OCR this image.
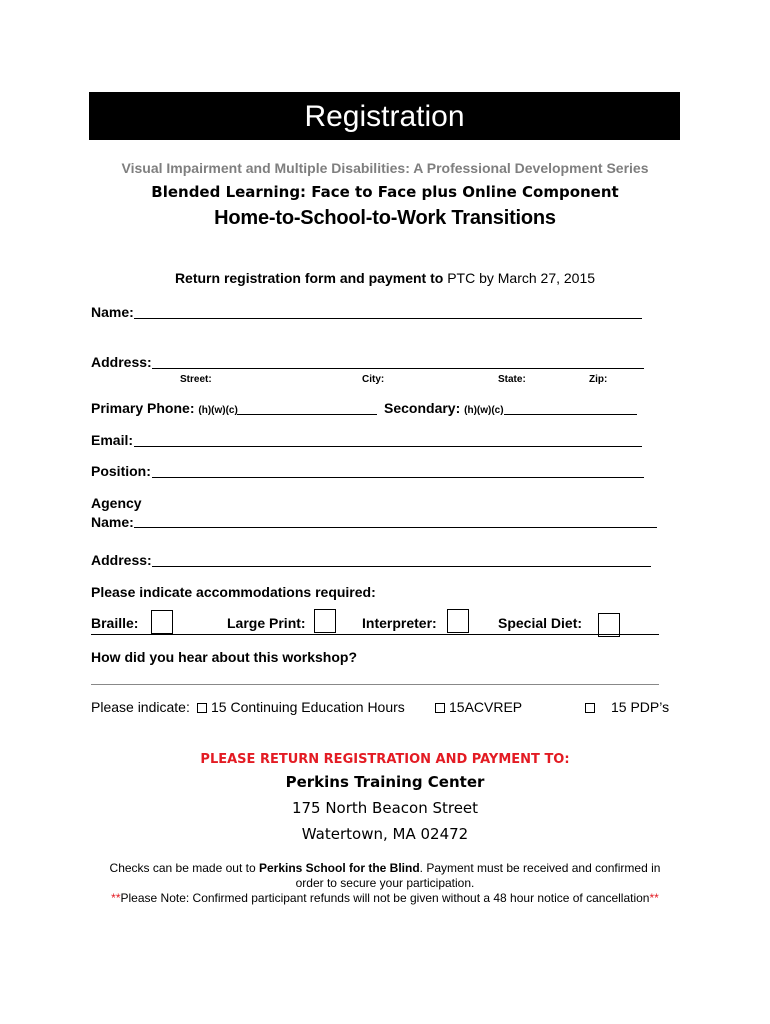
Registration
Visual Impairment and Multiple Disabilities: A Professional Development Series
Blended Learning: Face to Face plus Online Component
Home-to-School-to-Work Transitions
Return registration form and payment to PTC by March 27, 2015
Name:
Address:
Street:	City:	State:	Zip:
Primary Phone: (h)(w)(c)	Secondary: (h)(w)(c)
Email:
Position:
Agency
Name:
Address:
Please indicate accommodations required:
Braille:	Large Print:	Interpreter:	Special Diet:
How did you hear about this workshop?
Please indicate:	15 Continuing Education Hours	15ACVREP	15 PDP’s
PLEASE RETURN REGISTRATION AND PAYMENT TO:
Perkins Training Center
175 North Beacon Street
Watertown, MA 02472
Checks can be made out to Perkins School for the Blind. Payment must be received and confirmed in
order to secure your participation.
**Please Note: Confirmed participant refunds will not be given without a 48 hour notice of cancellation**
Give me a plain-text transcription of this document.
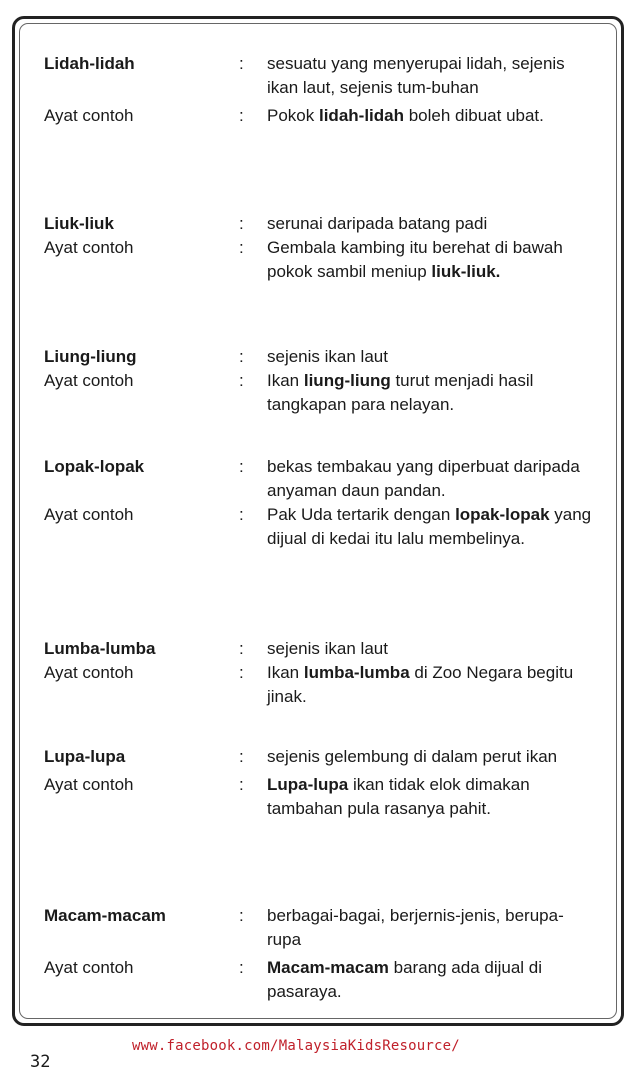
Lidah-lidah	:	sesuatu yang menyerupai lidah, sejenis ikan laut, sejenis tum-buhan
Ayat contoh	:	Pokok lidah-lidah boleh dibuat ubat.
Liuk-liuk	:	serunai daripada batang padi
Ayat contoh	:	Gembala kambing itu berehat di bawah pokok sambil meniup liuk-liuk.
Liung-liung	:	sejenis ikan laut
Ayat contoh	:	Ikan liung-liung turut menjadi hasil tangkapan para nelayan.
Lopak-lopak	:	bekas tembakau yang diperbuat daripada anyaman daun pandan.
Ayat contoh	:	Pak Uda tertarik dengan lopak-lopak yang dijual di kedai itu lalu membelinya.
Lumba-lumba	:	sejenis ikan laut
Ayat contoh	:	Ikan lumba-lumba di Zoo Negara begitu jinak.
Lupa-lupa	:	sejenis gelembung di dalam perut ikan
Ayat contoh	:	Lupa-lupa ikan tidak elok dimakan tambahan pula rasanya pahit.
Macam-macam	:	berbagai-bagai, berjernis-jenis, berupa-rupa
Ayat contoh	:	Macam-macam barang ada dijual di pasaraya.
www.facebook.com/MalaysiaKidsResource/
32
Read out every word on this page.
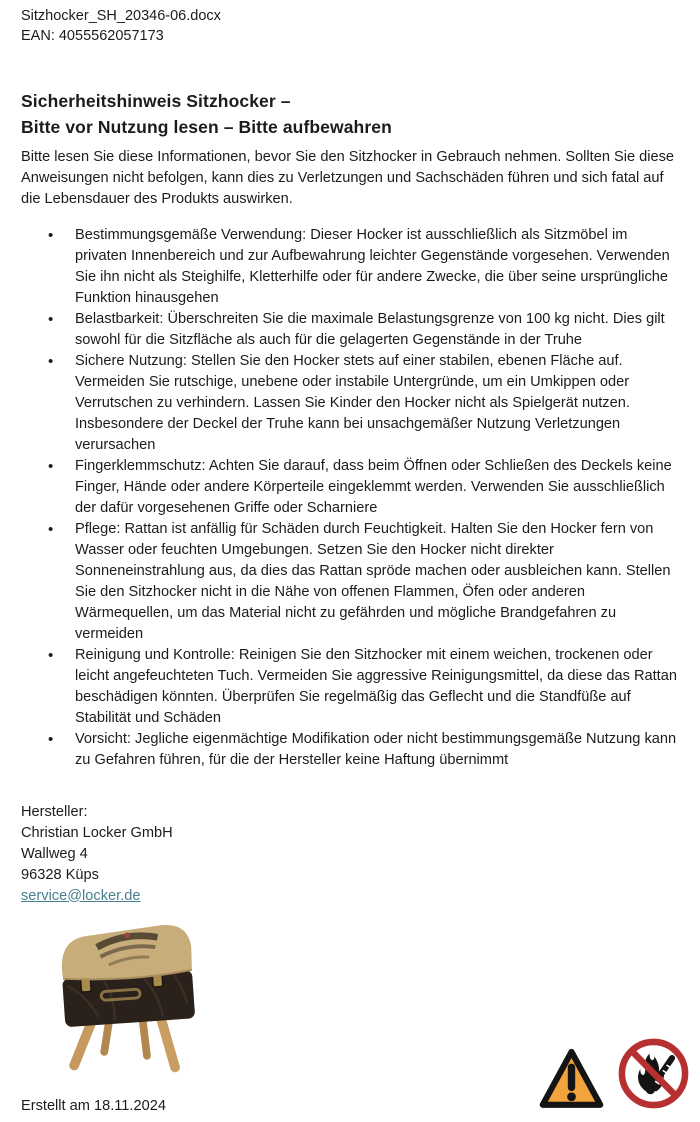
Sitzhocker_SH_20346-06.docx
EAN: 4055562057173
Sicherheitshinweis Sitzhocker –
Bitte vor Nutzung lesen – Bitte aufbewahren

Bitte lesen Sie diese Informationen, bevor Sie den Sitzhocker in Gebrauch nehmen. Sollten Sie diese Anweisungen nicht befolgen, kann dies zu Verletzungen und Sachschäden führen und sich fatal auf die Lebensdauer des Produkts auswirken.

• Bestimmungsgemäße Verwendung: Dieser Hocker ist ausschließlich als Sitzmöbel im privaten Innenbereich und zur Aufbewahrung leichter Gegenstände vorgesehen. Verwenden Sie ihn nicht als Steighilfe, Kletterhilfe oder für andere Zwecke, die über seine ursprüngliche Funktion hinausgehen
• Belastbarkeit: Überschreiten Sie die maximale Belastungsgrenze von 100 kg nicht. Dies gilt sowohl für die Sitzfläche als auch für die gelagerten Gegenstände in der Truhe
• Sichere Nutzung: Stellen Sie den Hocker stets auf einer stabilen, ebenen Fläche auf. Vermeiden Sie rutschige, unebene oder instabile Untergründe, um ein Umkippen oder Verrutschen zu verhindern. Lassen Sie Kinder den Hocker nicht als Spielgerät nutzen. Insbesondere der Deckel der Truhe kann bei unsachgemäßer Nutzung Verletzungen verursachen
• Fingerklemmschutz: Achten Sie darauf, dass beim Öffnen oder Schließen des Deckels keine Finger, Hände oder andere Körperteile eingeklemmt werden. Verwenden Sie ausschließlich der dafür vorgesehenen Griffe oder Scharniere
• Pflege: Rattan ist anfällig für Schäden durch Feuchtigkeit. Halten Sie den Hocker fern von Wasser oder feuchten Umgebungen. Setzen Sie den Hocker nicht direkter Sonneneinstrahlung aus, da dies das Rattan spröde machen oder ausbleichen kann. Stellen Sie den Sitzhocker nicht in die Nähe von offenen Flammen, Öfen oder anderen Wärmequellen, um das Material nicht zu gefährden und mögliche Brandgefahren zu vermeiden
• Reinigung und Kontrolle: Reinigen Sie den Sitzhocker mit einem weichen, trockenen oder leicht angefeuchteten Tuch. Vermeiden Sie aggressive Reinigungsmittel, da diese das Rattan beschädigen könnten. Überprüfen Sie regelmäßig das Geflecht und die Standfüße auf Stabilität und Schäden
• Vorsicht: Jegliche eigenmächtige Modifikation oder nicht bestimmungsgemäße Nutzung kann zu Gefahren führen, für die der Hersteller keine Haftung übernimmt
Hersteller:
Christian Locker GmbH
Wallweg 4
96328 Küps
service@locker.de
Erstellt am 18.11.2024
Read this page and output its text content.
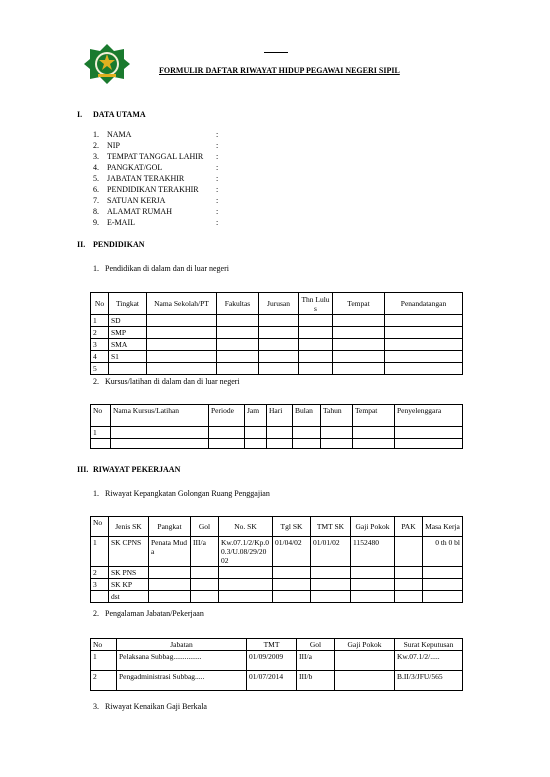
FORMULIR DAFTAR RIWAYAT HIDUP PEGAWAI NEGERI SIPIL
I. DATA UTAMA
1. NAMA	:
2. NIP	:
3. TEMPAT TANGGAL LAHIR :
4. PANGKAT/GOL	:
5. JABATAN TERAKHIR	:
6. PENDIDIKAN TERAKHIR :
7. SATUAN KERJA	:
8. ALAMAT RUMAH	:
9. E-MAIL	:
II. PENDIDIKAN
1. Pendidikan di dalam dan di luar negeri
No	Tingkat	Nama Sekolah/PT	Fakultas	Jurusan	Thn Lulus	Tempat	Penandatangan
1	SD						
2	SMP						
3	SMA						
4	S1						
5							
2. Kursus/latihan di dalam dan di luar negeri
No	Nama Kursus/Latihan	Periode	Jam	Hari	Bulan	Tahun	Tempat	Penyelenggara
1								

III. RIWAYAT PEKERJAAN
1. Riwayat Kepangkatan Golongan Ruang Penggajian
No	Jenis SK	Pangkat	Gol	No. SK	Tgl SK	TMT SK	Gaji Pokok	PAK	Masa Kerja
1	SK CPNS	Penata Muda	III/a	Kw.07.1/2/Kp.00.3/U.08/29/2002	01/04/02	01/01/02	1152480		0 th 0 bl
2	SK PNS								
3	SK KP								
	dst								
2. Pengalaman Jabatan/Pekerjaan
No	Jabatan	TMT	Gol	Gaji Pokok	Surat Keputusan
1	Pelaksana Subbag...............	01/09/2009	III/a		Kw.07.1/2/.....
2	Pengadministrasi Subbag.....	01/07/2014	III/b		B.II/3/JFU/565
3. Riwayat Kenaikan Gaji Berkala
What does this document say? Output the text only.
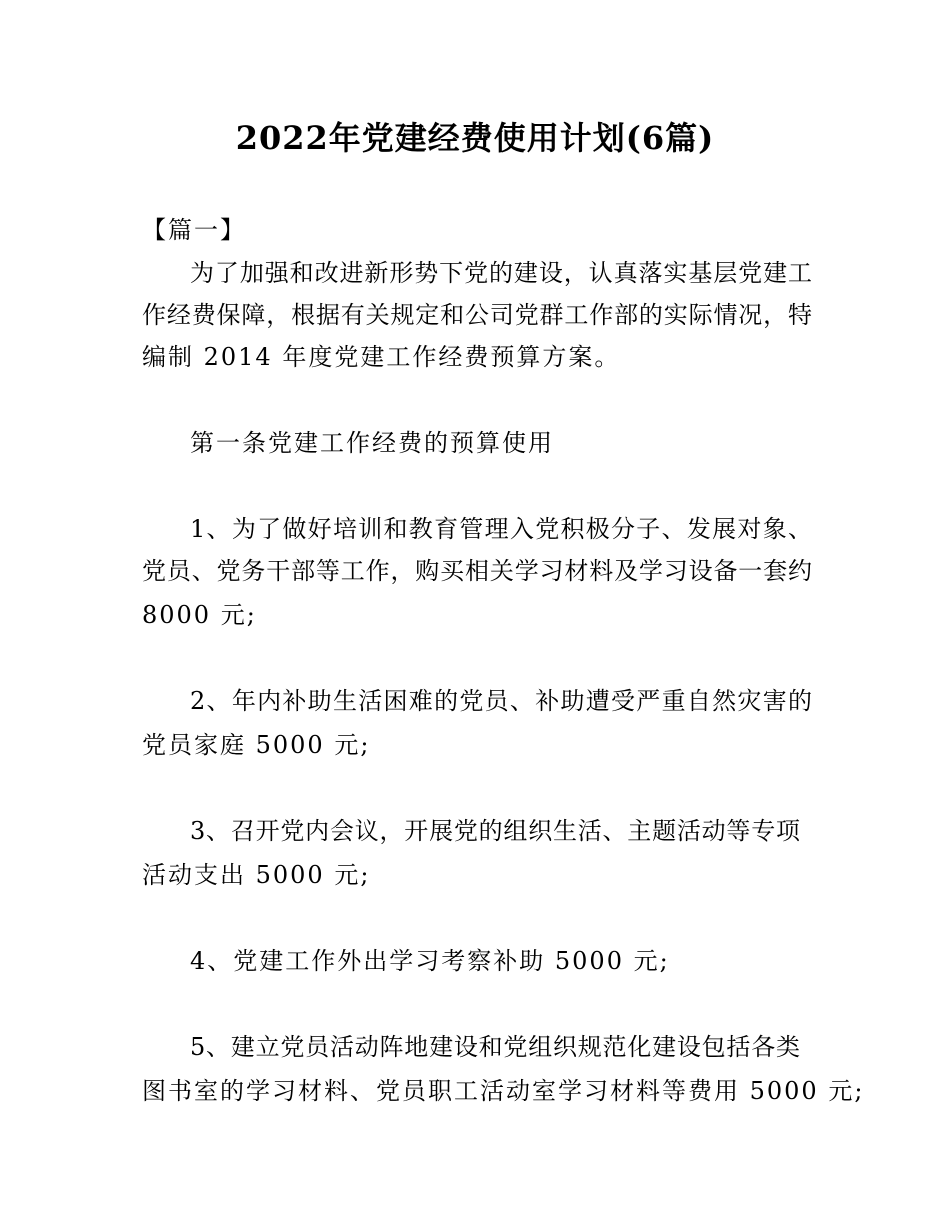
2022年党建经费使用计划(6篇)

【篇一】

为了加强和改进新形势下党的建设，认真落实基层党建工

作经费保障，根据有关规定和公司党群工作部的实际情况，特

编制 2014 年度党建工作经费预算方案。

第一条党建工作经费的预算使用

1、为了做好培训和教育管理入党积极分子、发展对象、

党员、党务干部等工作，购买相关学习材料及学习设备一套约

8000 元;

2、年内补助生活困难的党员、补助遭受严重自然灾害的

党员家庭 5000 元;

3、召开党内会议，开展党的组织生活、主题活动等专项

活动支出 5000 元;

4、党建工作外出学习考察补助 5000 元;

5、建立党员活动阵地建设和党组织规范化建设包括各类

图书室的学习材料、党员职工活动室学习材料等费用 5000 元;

....................

### Problem to work on
Without the pictures, repeat the listing above exactly.

### Answer to the task
OCR this image.
Registration
Visual Impairment and Multiple Disabilities: A Professional Development Series
Blended Learning: Face to Face plus Online Component
Home-to-School-to-Work Transitions
Return registration form and payment to PTC by March 27, 2015
Name:
Address:
Street:	City:	State:	Zip:
Primary Phone: (h)(w)(c)	Secondary: (h)(w)(c)
Email:
Position:
Agency
Name:
Address:
Please indicate accommodations required:
Braille:	Large Print:	Interpreter:	Special Diet:
How did you hear about this workshop?
Please indicate:	15 Continuing Education Hours	15ACVREP	15 PDP’s
PLEASE RETURN REGISTRATION AND PAYMENT TO:
Perkins Training Center
175 North Beacon Street
Watertown, MA 02472
Checks can be made out to Perkins School for the Blind. Payment must be received and confirmed in
order to secure your participation.
**Please Note: Confirmed participant refunds will not be given without a 48 hour notice of cancellation**
Give me a plain-text transcription of this document.
Lidah-lidah	:	sesuatu yang menyerupai lidah, sejenis ikan laut, sejenis tum-buhan
Ayat contoh	:	Pokok lidah-lidah boleh dibuat ubat.
Liuk-liuk	:	serunai daripada batang padi
Ayat contoh	:	Gembala kambing itu berehat di bawah pokok sambil meniup liuk-liuk.
Liung-liung	:	sejenis ikan laut
Ayat contoh	:	Ikan liung-liung turut menjadi hasil tangkapan para nelayan.
Lopak-lopak	:	bekas tembakau yang diperbuat daripada anyaman daun pandan.
Ayat contoh	:	Pak Uda tertarik dengan lopak-lopak yang dijual di kedai itu lalu membelinya.
Lumba-lumba	:	sejenis ikan laut
Ayat contoh	:	Ikan lumba-lumba di Zoo Negara begitu jinak.
Lupa-lupa	:	sejenis gelembung di dalam perut ikan
Ayat contoh	:	Lupa-lupa ikan tidak elok dimakan tambahan pula rasanya pahit.
Macam-macam	:	berbagai-bagai, berjernis-jenis, berupa-rupa
Ayat contoh	:	Macam-macam barang ada dijual di pasaraya.
www.facebook.com/MalaysiaKidsResource/
32
Read out every word on this page.
Sitzhocker_SH_20346-06.docx
EAN: 4055562057173
Sicherheitshinweis Sitzhocker –
Bitte vor Nutzung lesen – Bitte aufbewahren

Bitte lesen Sie diese Informationen, bevor Sie den Sitzhocker in Gebrauch nehmen. Sollten Sie diese Anweisungen nicht befolgen, kann dies zu Verletzungen und Sachschäden führen und sich fatal auf die Lebensdauer des Produkts auswirken.

• Bestimmungsgemäße Verwendung: Dieser Hocker ist ausschließlich als Sitzmöbel im privaten Innenbereich und zur Aufbewahrung leichter Gegenstände vorgesehen. Verwenden Sie ihn nicht als Steighilfe, Kletterhilfe oder für andere Zwecke, die über seine ursprüngliche Funktion hinausgehen
• Belastbarkeit: Überschreiten Sie die maximale Belastungsgrenze von 100 kg nicht. Dies gilt sowohl für die Sitzfläche als auch für die gelagerten Gegenstände in der Truhe
• Sichere Nutzung: Stellen Sie den Hocker stets auf einer stabilen, ebenen Fläche auf. Vermeiden Sie rutschige, unebene oder instabile Untergründe, um ein Umkippen oder Verrutschen zu verhindern. Lassen Sie Kinder den Hocker nicht als Spielgerät nutzen. Insbesondere der Deckel der Truhe kann bei unsachgemäßer Nutzung Verletzungen verursachen
• Fingerklemmschutz: Achten Sie darauf, dass beim Öffnen oder Schließen des Deckels keine Finger, Hände oder andere Körperteile eingeklemmt werden. Verwenden Sie ausschließlich der dafür vorgesehenen Griffe oder Scharniere
• Pflege: Rattan ist anfällig für Schäden durch Feuchtigkeit. Halten Sie den Hocker fern von Wasser oder feuchten Umgebungen. Setzen Sie den Hocker nicht direkter Sonneneinstrahlung aus, da dies das Rattan spröde machen oder ausbleichen kann. Stellen Sie den Sitzhocker nicht in die Nähe von offenen Flammen, Öfen oder anderen Wärmequellen, um das Material nicht zu gefährden und mögliche Brandgefahren zu vermeiden
• Reinigung und Kontrolle: Reinigen Sie den Sitzhocker mit einem weichen, trockenen oder leicht angefeuchteten Tuch. Vermeiden Sie aggressive Reinigungsmittel, da diese das Rattan beschädigen könnten. Überprüfen Sie regelmäßig das Geflecht und die Standfüße auf Stabilität und Schäden
• Vorsicht: Jegliche eigenmächtige Modifikation oder nicht bestimmungsgemäße Nutzung kann zu Gefahren führen, für die der Hersteller keine Haftung übernimmt
Hersteller:
Christian Locker GmbH
Wallweg 4
96328 Küps
service@locker.de
Erstellt am 18.11.2024
Read this page and output its text content.
FORMULIR DAFTAR RIWAYAT HIDUP PEGAWAI NEGERI SIPIL
I. DATA UTAMA
1. NAMA	:
2. NIP	:
3. TEMPAT TANGGAL LAHIR :
4. PANGKAT/GOL	:
5. JABATAN TERAKHIR	:
6. PENDIDIKAN TERAKHIR :
7. SATUAN KERJA	:
8. ALAMAT RUMAH	:
9. E-MAIL	:
II. PENDIDIKAN
1. Pendidikan di dalam dan di luar negeri
No	Tingkat	Nama Sekolah/PT	Fakultas	Jurusan	Thn Lulus	Tempat	Penandatangan
1	SD						
2	SMP						
3	SMA						
4	S1						
5							
2. Kursus/latihan di dalam dan di luar negeri
No	Nama Kursus/Latihan	Periode	Jam	Hari	Bulan	Tahun	Tempat	Penyelenggara
1								

III. RIWAYAT PEKERJAAN
1. Riwayat Kepangkatan Golongan Ruang Penggajian
No	Jenis SK	Pangkat	Gol	No. SK	Tgl SK	TMT SK	Gaji Pokok	PAK	Masa Kerja
1	SK CPNS	Penata Muda	III/a	Kw.07.1/2/Kp.00.3/U.08/29/2002	01/04/02	01/01/02	1152480		0 th 0 bl
2	SK PNS								
3	SK KP								
	dst								
2. Pengalaman Jabatan/Pekerjaan
No	Jabatan	TMT	Gol	Gaji Pokok	Surat Keputusan
1	Pelaksana Subbag...............	01/09/2009	III/a		Kw.07.1/2/.....
2	Pengadministrasi Subbag.....	01/07/2014	III/b		B.II/3/JFU/565
3. Riwayat Kenaikan Gaji Berkala
What does this document say? Output the text only.
2022年党建经费使用计划(6篇)

【篇一】

为了加强和改进新形势下党的建设，认真落实基层党建工

作经费保障，根据有关规定和公司党群工作部的实际情况，特

编制 2014 年度党建工作经费预算方案。

第一条党建工作经费的预算使用

1、为了做好培训和教育管理入党积极分子、发展对象、

党员、党务干部等工作，购买相关学习材料及学习设备一套约

8000 元;

2、年内补助生活困难的党员、补助遭受严重自然灾害的

党员家庭 5000 元;

3、召开党内会议，开展党的组织生活、主题活动等专项

活动支出 5000 元;

4、党建工作外出学习考察补助 5000 元;

5、建立党员活动阵地建设和党组织规范化建设包括各类

图书室的学习材料、党员职工活动室学习材料等费用 5000 元;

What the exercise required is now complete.